→ WRITTEN PROBLEM:
Drop the pictures, then extract the listing word for word.

◇ ◇ ◇ ◇ ◇ ◇ ◇

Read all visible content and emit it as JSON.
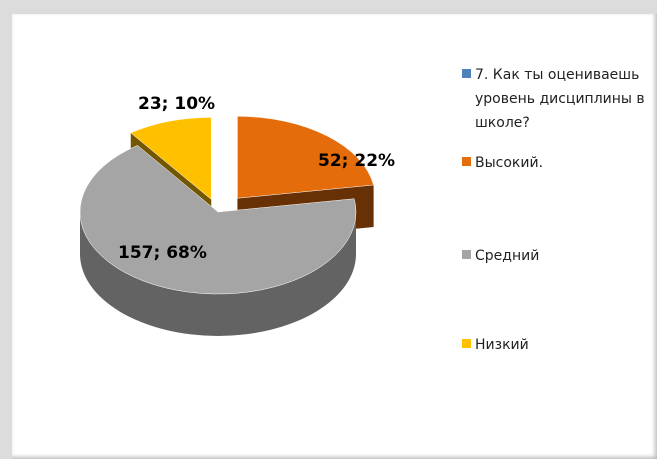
{
  "chart_data": {
    "type": "pie",
    "categories": [
      "Высокий.",
      "Средний",
      "Низкий"
    ],
    "colors": [
      "#e46c0a",
      "#a5a5a5",
      "#ffc000"
    ],
    "series": [
      {
        "name": "7. Как ты оцениваешь уровень дисциплины в школе?",
        "color": "#4f81bd",
        "values": [
          52,
          157,
          23
        ],
        "value_labels": [
          "52; 22%",
          "157; 68%",
          "23; 10%"
        ]
      }
    ]
  }
}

◇ ◇ ◇ ◇ ◇ ◇ ◇

→ RESPONSE TO THIS TASK:
Read all visible content and emit it as JSON.
{
  "chart_data": {
    "type": "pie",
    "categories": [
      "Высокий.",
      "Средний",
      "Низкий"
    ],
    "colors": [
      "#e46c0a",
      "#a5a5a5",
      "#ffc000"
    ],
    "series": [
      {
        "name": "7. Как ты оцениваешь уровень дисциплины в школе?",
        "color": "#4f81bd",
        "values": [
          52,
          157,
          23
        ],
        "value_labels": [
          "52; 22%",
          "157; 68%",
          "23; 10%"
        ]
      }
    ]
  }
}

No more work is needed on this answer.